■ TASK DESCRIPTION ■
Report how many lines of these entries hold the string "lever"; reply with the number alone.

BEGIN PROVIDED MATERIAL

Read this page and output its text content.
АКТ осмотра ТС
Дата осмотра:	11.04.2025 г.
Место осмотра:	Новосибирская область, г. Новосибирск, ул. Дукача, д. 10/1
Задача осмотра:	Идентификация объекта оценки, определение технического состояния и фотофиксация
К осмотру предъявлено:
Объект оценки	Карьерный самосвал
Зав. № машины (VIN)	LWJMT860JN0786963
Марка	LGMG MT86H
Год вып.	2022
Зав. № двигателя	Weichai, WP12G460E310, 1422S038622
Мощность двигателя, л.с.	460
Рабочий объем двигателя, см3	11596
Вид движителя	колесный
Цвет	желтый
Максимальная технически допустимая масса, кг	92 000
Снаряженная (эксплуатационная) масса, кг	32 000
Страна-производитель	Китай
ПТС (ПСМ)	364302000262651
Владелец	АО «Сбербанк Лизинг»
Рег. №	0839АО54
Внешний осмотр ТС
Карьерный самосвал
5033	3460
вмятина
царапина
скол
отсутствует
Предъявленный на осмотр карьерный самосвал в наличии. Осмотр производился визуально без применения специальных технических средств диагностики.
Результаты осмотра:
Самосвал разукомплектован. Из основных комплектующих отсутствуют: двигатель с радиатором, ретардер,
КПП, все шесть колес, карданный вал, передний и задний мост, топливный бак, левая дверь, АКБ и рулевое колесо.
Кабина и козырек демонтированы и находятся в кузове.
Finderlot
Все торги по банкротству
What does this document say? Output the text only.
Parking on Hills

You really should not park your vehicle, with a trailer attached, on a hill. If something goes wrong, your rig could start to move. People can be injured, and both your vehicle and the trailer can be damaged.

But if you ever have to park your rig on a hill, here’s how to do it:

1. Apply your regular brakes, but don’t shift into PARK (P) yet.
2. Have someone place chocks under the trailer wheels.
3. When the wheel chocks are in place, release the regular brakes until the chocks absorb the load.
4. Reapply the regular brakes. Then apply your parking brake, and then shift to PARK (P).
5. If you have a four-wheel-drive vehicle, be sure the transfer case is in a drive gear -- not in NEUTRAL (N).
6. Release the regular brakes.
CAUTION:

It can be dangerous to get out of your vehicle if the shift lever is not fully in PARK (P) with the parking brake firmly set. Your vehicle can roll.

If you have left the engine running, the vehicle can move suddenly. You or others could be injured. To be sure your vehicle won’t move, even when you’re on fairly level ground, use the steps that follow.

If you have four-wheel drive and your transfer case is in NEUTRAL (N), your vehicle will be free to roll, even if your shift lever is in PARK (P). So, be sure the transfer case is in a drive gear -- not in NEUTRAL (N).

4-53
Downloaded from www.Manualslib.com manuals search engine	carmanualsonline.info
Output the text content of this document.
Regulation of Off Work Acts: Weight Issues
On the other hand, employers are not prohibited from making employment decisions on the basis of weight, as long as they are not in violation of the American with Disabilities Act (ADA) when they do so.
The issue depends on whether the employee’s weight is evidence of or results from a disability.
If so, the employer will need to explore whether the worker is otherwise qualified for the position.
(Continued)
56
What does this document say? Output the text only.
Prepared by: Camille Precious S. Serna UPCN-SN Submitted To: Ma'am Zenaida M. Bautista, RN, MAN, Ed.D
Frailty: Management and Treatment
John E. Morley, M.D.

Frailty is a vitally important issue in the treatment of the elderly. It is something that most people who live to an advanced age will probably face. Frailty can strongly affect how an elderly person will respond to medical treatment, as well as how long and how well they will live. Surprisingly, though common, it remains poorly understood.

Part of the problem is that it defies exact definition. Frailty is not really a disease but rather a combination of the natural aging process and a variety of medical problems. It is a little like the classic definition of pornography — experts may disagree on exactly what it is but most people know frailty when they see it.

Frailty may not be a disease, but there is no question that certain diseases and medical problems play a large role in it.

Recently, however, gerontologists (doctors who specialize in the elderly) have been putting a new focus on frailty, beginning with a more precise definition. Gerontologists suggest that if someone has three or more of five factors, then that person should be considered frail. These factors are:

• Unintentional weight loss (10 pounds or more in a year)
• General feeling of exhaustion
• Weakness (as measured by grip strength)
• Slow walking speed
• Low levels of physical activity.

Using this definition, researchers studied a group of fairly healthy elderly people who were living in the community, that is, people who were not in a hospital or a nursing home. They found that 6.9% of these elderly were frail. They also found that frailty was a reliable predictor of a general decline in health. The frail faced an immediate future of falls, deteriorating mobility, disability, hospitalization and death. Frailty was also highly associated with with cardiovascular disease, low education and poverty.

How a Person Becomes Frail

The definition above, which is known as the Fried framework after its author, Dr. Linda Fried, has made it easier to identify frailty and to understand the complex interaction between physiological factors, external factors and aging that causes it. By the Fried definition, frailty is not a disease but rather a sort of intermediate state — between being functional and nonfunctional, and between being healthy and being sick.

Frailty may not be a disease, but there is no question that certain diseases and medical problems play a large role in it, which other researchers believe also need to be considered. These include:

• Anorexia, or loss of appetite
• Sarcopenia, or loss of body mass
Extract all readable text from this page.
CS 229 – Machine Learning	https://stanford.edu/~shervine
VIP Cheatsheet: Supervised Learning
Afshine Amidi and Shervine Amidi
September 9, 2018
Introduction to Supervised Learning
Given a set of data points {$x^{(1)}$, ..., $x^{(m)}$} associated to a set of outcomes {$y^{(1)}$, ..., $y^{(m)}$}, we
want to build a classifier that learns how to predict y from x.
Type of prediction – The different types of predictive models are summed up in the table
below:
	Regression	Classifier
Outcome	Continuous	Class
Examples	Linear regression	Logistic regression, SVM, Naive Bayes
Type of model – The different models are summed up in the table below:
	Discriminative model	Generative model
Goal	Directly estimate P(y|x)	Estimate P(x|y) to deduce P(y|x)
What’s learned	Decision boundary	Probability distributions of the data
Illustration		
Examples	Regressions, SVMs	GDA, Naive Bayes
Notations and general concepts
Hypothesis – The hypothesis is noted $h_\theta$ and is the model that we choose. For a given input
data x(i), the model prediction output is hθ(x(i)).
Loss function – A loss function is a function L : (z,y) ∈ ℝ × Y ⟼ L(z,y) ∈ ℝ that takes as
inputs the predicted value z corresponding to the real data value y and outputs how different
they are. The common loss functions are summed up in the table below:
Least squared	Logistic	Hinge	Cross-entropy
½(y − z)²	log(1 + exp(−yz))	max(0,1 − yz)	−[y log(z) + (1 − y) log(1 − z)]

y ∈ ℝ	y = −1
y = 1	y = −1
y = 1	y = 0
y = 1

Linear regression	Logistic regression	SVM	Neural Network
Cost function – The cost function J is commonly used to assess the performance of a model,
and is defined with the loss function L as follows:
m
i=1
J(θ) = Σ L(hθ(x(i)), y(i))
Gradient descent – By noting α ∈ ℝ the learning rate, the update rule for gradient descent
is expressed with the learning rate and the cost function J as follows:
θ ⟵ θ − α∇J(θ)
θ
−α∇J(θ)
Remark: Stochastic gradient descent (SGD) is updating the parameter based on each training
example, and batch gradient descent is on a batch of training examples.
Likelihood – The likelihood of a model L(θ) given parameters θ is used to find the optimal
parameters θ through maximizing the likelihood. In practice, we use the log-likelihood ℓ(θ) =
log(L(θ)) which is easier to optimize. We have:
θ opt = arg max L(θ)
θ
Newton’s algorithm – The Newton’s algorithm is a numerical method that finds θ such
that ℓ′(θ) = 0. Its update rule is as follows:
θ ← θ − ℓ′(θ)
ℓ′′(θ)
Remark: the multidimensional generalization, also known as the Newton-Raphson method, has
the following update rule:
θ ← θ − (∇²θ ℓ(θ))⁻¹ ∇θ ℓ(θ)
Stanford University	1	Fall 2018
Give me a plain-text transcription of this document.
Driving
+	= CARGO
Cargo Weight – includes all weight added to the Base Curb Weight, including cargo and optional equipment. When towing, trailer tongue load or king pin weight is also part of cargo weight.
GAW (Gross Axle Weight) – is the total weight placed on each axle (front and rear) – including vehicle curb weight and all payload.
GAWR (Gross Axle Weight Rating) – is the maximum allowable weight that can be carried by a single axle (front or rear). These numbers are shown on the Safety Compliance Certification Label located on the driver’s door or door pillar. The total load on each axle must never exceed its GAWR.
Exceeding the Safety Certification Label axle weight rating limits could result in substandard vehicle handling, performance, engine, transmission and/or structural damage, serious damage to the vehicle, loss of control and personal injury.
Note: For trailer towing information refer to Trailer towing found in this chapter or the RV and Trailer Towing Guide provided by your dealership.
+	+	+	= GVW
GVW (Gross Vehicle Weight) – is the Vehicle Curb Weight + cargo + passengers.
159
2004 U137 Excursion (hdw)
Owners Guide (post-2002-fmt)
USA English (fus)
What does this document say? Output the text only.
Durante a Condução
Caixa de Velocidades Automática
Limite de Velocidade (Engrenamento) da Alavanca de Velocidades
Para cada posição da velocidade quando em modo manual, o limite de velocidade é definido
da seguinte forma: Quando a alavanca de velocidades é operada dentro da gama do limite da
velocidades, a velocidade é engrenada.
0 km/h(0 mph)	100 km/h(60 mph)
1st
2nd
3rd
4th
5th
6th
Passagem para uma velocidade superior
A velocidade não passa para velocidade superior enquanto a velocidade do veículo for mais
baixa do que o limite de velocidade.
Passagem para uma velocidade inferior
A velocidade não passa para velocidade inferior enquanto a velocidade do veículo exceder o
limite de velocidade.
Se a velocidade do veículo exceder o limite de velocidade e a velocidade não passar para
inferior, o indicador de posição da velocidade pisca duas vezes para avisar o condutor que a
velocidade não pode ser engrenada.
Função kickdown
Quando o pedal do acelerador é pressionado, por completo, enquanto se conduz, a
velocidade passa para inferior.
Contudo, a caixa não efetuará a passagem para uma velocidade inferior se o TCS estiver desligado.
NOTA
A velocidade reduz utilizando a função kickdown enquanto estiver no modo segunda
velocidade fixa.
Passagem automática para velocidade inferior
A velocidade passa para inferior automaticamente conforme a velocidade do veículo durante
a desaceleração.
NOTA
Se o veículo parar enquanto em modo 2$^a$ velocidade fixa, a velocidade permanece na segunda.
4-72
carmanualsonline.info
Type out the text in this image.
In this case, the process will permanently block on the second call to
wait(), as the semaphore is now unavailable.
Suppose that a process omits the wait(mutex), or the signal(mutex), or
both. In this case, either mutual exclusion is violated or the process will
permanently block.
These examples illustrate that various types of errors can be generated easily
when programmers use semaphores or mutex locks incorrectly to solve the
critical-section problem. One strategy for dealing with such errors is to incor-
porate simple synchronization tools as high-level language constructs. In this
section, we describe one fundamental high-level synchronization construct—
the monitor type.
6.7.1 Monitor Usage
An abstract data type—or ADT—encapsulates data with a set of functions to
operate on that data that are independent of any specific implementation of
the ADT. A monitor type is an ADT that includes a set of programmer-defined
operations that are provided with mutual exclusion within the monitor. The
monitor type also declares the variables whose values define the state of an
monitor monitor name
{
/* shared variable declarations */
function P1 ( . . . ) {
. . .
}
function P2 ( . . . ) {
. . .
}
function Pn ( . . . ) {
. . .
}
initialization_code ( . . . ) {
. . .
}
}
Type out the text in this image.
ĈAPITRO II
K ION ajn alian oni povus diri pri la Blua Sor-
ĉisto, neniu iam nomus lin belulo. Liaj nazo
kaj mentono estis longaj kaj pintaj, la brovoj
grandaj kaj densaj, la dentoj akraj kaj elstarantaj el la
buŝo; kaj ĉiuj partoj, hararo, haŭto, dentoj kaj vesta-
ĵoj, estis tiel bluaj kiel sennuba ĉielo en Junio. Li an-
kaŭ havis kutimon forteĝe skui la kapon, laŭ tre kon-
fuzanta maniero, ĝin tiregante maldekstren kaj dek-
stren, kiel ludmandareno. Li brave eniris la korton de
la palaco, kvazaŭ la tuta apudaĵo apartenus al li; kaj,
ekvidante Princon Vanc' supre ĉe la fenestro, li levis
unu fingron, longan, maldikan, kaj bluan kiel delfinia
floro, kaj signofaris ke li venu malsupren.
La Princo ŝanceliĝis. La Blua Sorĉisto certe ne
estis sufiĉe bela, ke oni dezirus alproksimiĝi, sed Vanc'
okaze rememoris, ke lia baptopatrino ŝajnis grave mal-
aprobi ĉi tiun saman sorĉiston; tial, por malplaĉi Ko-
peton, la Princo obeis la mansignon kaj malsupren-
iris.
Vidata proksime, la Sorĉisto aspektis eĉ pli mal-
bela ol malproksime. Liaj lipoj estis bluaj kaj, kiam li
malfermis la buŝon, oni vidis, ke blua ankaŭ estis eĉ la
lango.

END PROVIDED MATERIAL

■ FULL RESPONSE ■
2